**PAGINA**

Cassatie bevestigt standpunt van de Vlabel – Arrest 25 april 2025
1. Situering: de constructie van inbreng gevolgd door schenking
Een veelgebruikte techniek in de successieplanning bestaat uit twee opeenvolgende stappen. In een eerste fase brengt een echtgenoot zijn of haar eigen onroerend goed in de huwgemeenschap in. Dit gebeurt via een notariële wijziging van het huwelijkscontract, waarbij de kostprijs beperkt blijft tot het algemeen vast recht van 50 euro. In een tweede fase schenken beide echtgenoten gezamenlijk het onroerend goed aan hun kinderen.

**OPDRACHT**
Werk het stuk van de pagina van "Cassatie bevestigt standpunt" tot "aan hun kinderen." bij door "kinderen" te vervangen door "kleinkinderen", en schrijf dat stuk opnieuw uit.

**GEGEVENSRIJEN**
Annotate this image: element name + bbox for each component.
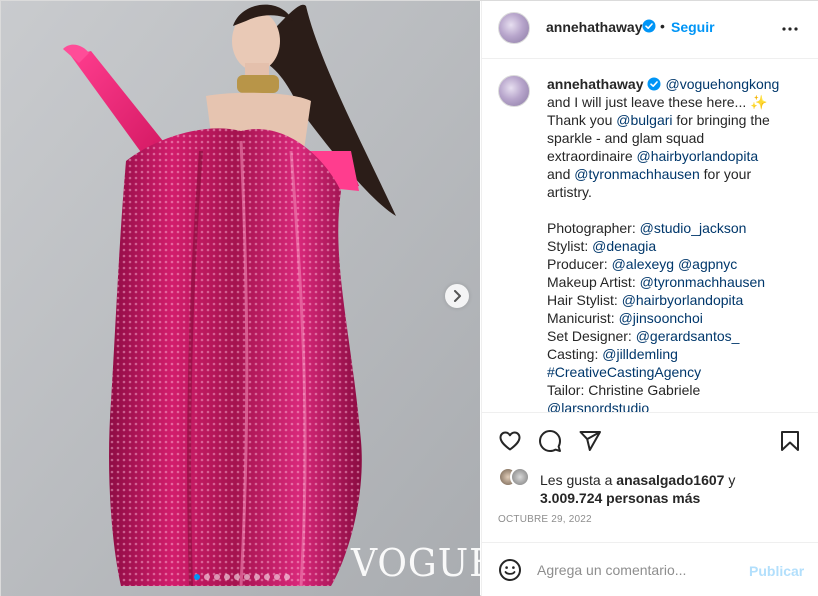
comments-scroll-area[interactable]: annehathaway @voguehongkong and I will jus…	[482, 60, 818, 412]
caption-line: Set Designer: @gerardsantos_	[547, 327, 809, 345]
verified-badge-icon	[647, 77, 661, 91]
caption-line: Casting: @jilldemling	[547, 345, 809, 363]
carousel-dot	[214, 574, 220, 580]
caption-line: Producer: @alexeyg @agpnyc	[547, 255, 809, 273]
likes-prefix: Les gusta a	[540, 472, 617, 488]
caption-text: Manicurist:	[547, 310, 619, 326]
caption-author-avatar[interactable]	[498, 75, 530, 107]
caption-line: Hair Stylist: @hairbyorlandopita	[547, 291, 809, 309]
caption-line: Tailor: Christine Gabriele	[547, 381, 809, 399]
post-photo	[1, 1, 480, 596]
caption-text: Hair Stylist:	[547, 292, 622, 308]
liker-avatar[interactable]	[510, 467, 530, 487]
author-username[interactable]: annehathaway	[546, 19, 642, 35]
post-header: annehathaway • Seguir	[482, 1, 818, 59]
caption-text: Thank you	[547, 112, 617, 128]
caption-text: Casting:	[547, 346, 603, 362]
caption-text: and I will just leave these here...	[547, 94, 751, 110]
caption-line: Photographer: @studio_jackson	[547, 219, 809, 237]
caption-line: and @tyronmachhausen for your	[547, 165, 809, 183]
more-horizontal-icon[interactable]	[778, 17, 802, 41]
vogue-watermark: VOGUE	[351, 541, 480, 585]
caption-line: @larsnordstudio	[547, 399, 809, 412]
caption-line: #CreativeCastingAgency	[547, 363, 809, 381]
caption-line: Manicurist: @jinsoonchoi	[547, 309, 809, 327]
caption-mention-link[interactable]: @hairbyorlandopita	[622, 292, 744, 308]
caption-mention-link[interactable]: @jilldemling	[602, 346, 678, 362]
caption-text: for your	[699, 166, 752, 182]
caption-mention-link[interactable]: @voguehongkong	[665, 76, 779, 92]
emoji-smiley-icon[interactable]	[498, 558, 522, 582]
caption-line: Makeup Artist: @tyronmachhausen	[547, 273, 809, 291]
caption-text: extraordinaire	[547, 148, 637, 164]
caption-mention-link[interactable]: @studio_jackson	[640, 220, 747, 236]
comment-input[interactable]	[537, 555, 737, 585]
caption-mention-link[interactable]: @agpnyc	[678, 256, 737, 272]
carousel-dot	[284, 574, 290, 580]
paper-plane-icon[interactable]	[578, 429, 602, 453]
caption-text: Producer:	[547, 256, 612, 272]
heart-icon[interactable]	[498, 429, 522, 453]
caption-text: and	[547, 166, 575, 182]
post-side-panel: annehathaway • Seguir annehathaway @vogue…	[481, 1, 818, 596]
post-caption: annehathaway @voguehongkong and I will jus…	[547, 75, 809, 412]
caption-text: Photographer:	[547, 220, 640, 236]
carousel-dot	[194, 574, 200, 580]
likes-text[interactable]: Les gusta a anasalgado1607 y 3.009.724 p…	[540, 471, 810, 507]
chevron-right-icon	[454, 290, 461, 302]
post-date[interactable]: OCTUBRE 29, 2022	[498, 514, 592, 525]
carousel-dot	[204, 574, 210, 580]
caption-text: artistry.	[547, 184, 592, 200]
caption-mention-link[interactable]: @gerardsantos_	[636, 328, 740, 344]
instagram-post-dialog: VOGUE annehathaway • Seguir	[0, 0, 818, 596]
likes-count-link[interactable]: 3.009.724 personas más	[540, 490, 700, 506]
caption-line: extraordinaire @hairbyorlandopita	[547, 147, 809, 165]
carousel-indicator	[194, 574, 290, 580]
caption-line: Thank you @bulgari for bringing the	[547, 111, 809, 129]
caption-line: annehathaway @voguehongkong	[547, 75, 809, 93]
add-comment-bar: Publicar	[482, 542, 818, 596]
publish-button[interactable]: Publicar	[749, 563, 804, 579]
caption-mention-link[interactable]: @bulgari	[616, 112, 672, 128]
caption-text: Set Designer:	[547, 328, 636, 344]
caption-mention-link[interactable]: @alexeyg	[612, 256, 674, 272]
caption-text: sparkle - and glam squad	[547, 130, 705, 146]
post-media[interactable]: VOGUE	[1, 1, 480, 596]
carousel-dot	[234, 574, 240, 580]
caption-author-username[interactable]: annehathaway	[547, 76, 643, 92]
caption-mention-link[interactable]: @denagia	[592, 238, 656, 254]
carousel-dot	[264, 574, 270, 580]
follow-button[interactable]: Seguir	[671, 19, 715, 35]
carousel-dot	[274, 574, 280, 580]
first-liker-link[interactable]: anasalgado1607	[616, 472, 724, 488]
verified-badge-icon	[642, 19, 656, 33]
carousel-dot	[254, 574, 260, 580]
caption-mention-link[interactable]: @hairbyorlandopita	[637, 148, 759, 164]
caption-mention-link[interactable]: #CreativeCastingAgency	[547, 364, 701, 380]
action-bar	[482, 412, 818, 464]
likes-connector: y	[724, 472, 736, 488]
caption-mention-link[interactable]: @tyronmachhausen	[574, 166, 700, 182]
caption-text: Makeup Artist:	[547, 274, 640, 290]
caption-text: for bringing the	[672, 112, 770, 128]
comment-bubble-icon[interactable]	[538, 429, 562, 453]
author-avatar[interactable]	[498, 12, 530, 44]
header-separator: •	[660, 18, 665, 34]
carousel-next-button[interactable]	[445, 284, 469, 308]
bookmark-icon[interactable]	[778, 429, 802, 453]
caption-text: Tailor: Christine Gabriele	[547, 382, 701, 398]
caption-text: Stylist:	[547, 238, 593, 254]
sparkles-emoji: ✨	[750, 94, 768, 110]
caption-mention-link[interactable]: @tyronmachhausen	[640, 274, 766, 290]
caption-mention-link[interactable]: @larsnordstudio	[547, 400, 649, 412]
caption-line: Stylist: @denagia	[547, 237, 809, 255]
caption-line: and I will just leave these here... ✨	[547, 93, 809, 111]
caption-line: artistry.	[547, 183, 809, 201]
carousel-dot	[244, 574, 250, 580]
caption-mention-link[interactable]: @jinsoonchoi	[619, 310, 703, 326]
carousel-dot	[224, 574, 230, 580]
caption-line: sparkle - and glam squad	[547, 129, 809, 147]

---

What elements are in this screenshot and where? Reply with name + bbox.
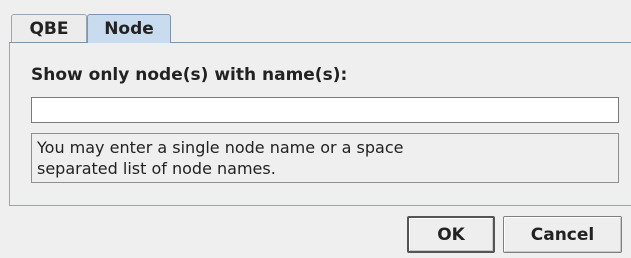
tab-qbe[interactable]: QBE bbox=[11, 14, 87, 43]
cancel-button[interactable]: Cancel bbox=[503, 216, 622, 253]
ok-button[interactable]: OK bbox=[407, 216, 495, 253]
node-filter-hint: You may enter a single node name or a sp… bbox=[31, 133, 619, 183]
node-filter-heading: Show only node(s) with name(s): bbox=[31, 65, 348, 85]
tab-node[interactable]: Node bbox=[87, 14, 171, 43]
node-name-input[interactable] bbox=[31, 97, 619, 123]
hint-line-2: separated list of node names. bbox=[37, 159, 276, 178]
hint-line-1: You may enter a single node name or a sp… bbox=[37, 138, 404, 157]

**JUIST ANTWOORD**
Cassatie bevestigt standpunt van de Vlabel – Arrest 25 april 2025
1. Situering: de constructie van inbreng gevolgd door schenking
Een veelgebruikte techniek in de successieplanning bestaat uit twee opeenvolgende stappen. In een eerste fase brengt een echtgenoot zijn of haar eigen onroerend goed in de huwgemeenschap in. Dit gebeurt via een notariële wijziging van het huwelijkscontract, waarbij de kostprijs beperkt blijft tot het algemeen vast recht van 50 euro. In een tweede fase schenken beide echtgenoten gezamenlijk het onroerend goed aan hun kleinkinderen.